## Material provided
((

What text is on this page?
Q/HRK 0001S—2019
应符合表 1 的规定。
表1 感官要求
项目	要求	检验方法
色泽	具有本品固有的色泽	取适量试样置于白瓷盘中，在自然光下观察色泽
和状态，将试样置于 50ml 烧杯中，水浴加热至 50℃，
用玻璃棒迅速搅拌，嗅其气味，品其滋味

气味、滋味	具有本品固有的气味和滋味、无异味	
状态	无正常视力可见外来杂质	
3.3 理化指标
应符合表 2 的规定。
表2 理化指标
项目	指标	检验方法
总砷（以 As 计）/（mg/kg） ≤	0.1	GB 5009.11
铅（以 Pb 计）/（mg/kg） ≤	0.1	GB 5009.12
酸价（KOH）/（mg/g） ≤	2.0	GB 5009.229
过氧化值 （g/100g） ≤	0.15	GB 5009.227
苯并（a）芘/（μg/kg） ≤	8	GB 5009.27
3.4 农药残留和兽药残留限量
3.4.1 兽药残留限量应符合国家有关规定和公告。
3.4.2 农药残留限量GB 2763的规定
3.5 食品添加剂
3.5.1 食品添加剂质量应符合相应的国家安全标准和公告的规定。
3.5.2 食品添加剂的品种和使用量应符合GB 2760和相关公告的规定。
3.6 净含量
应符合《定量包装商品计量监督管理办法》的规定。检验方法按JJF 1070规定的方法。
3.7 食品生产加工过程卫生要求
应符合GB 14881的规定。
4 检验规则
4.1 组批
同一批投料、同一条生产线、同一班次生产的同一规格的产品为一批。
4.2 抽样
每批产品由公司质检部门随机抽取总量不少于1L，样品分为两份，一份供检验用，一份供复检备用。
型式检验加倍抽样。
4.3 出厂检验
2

))

## Required work
Give back all the data exactly as written.

## Problem solution
What text is on this page?
Q/HRK 0001S—2019
应符合表 1 的规定。
表1 感官要求
项目	要求	检验方法
色泽	具有本品固有的色泽	取适量试样置于白瓷盘中，在自然光下观察色泽
和状态，将试样置于 50ml 烧杯中，水浴加热至 50℃，
用玻璃棒迅速搅拌，嗅其气味，品其滋味

气味、滋味	具有本品固有的气味和滋味、无异味	
状态	无正常视力可见外来杂质	
3.3 理化指标
应符合表 2 的规定。
表2 理化指标
项目	指标	检验方法
总砷（以 As 计）/（mg/kg） ≤	0.1	GB 5009.11
铅（以 Pb 计）/（mg/kg） ≤	0.1	GB 5009.12
酸价（KOH）/（mg/g） ≤	2.0	GB 5009.229
过氧化值 （g/100g） ≤	0.15	GB 5009.227
苯并（a）芘/（μg/kg） ≤	8	GB 5009.27
3.4 农药残留和兽药残留限量
3.4.1 兽药残留限量应符合国家有关规定和公告。
3.4.2 农药残留限量GB 2763的规定
3.5 食品添加剂
3.5.1 食品添加剂质量应符合相应的国家安全标准和公告的规定。
3.5.2 食品添加剂的品种和使用量应符合GB 2760和相关公告的规定。
3.6 净含量
应符合《定量包装商品计量监督管理办法》的规定。检验方法按JJF 1070规定的方法。
3.7 食品生产加工过程卫生要求
应符合GB 14881的规定。
4 检验规则
4.1 组批
同一批投料、同一条生产线、同一班次生产的同一规格的产品为一批。
4.2 抽样
每批产品由公司质检部门随机抽取总量不少于1L，样品分为两份，一份供检验用，一份供复检备用。
型式检验加倍抽样。
4.3 出厂检验
2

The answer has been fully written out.